— START OF Document extract —

Yoshie Takeshita (竹下 佳江 Takeshita Yoshie, born March 18, 1978) is a retired Japanese volleyball player who played for JT Marvelous. She served as Head Coach of Japanese volleyball team Victorina Himeji. and now serves as Executive Adviser.

She played for the All-Japan women's volleyball team and was a participant at the 2004 Summer Olympics, 2008 Summer Olympics and 2012 Olympics. At the 2012 Olympics, she was part of the Japanese team that won the bronze medal.  She was also part of the 2010 Japanese Women's team that won bronze at the world championships, beating the US in the bronze medal match.

Her nickname was World's smallest and strongest setter (世界 最小 最強 セッター Sekai saisho saikyo setter). She was the captain of the Japanese volleyball team during the 2006 World Championship and took the most valuable player award.

On 28 September 2012 JT Marvelous announced her retirement.　On 21 June 2013 Takeshita was selected to become a member of the directors of Japan Volleyball Association.

Her husband is the Japanese baseball player Hirotaka Egusa.

Profile 
She became a volleyball player at 10 years old.
Her nickname is "Tenn", though she has not publicly revealed the meaning or origin of the nickname.

Clubs 
 Shiranuijoshi High School
 NEC Red Rockets (1996–2002)
 JT Marvelous (2002-2012)

Awards

Individual 

 2004 Olympic Qualifier "Best Setter"

— END OF Document extract —

Reproduce the passage of the Yoshie Takeshita biography starting at "Her husband is" and ending at "Red Rockets (1996–2002)".

— START OF Stored data —

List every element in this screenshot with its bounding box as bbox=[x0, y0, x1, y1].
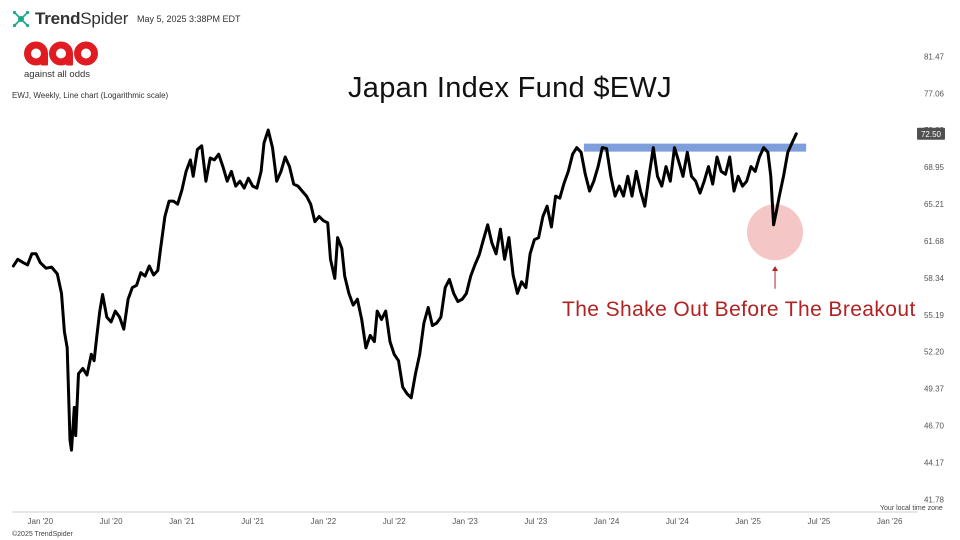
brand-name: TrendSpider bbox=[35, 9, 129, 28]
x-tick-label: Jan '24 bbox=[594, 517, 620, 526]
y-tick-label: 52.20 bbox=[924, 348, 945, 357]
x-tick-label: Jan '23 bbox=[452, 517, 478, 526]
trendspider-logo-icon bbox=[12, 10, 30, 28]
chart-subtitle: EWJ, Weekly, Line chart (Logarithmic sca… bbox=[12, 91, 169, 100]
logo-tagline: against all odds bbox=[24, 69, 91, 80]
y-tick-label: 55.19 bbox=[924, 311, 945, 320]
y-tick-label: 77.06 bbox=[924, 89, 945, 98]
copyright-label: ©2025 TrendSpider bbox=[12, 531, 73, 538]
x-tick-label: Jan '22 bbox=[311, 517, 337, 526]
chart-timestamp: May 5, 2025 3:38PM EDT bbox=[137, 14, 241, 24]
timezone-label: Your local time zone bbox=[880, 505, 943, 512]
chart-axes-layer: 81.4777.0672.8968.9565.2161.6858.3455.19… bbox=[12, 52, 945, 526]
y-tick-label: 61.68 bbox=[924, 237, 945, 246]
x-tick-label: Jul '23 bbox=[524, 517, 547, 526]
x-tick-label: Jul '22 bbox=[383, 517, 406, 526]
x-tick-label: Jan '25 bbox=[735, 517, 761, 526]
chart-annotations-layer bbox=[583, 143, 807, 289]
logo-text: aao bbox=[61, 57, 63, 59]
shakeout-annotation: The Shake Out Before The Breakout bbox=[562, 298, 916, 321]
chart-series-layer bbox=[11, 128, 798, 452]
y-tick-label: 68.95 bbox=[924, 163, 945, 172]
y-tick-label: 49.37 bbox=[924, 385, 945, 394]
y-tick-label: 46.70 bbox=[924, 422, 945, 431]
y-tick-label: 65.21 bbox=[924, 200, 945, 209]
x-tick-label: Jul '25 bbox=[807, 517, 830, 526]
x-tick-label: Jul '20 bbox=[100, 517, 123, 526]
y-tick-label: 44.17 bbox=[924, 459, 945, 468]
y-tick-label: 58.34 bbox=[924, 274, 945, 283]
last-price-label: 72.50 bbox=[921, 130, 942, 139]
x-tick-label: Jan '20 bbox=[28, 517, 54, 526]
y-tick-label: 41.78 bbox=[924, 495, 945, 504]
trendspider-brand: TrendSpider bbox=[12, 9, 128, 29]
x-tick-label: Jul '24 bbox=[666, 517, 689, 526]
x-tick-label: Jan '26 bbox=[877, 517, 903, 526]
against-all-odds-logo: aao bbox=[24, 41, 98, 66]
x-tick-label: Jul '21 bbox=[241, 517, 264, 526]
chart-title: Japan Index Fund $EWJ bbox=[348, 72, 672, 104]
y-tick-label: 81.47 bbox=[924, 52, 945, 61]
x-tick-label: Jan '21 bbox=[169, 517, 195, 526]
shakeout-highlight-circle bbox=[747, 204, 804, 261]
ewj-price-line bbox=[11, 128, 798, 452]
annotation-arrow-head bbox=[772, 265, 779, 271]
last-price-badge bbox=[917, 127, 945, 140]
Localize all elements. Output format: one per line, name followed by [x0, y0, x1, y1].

— END OF Stored data —

Result —
Her husband is the Japanese baseball player Hirotaka Egusa.

Profile 
She became a volleyball player at 10 years old.
Her nickname is "Tenn", though she has not publicly revealed the meaning or origin of the nickname.

Clubs 
 Shiranuijoshi High School
 NEC Red Rockets (1996–2002)